__WHAT IS ASKED__:
All the data should be repeated exactly. Any image in it is left out.

__EXERCISE INPUTS__:
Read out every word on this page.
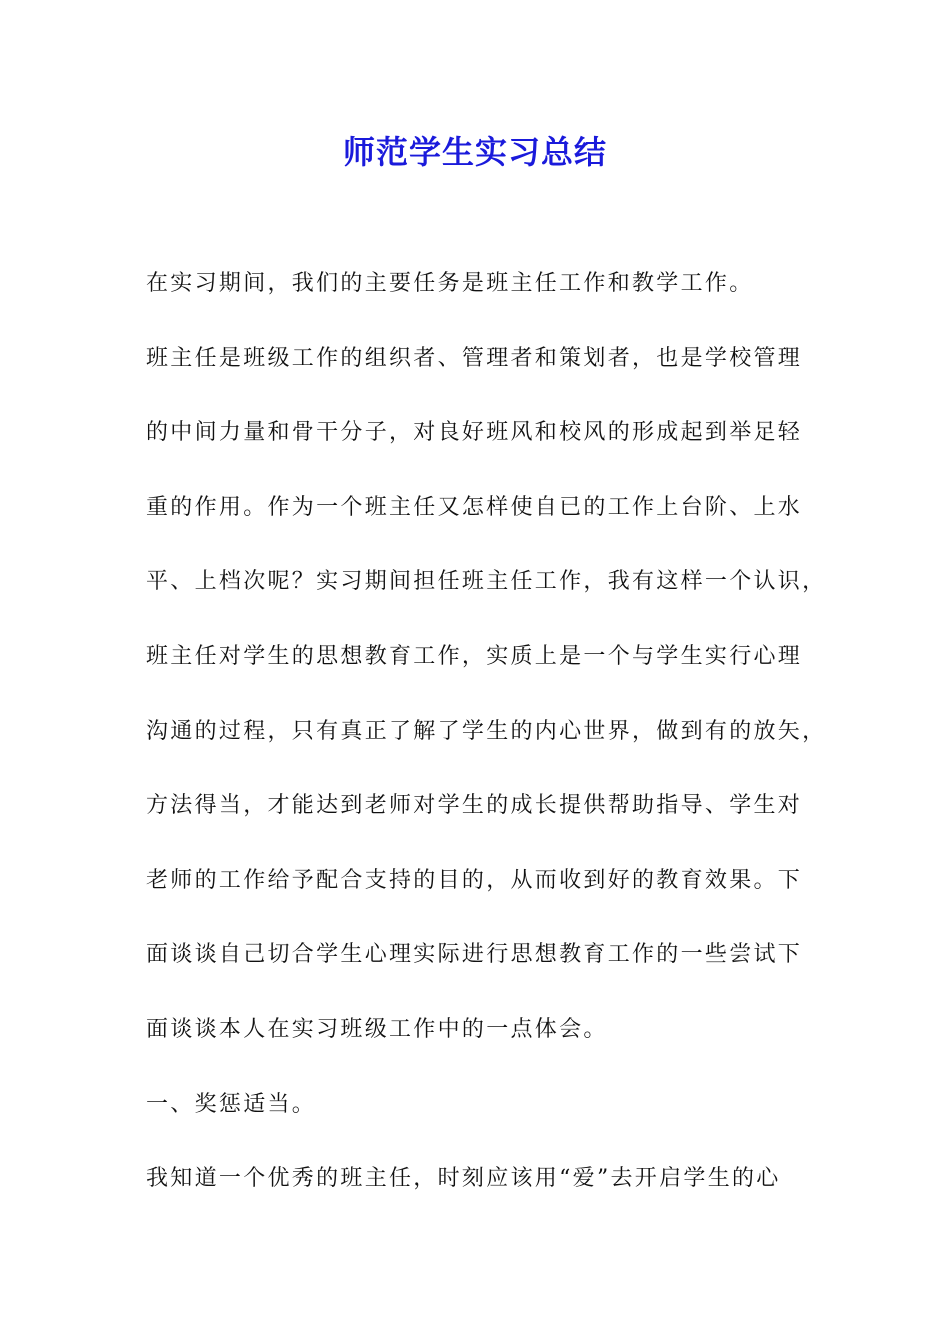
师范学生实习总结
在实习期间，我们的主要任务是班主任工作和教学工作。
班主任是班级工作的组织者、管理者和策划者，也是学校管理
的中间力量和骨干分子，对良好班风和校风的形成起到举足轻
重的作用。作为一个班主任又怎样使自已的工作上台阶、上水
平、上档次呢？实习期间担任班主任工作，我有这样一个认识，
班主任对学生的思想教育工作，实质上是一个与学生实行心理
沟通的过程，只有真正了解了学生的内心世界，做到有的放矢，
方法得当，才能达到老师对学生的成长提供帮助指导、学生对
老师的工作给予配合支持的目的，从而收到好的教育效果。下
面谈谈自己切合学生心理实际进行思想教育工作的一些尝试下
面谈谈本人在实习班级工作中的一点体会。
一、奖惩适当。
我知道一个优秀的班主任，时刻应该用“爱”去开启学生的心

__CORRECT RESULT__:
Read out every word on this page.
师范学生实习总结
在实习期间，我们的主要任务是班主任工作和教学工作。
班主任是班级工作的组织者、管理者和策划者，也是学校管理
的中间力量和骨干分子，对良好班风和校风的形成起到举足轻
重的作用。作为一个班主任又怎样使自已的工作上台阶、上水
平、上档次呢？实习期间担任班主任工作，我有这样一个认识，
班主任对学生的思想教育工作，实质上是一个与学生实行心理
沟通的过程，只有真正了解了学生的内心世界，做到有的放矢，
方法得当，才能达到老师对学生的成长提供帮助指导、学生对
老师的工作给予配合支持的目的，从而收到好的教育效果。下
面谈谈自己切合学生心理实际进行思想教育工作的一些尝试下
面谈谈本人在实习班级工作中的一点体会。
一、奖惩适当。
我知道一个优秀的班主任，时刻应该用“爱”去开启学生的心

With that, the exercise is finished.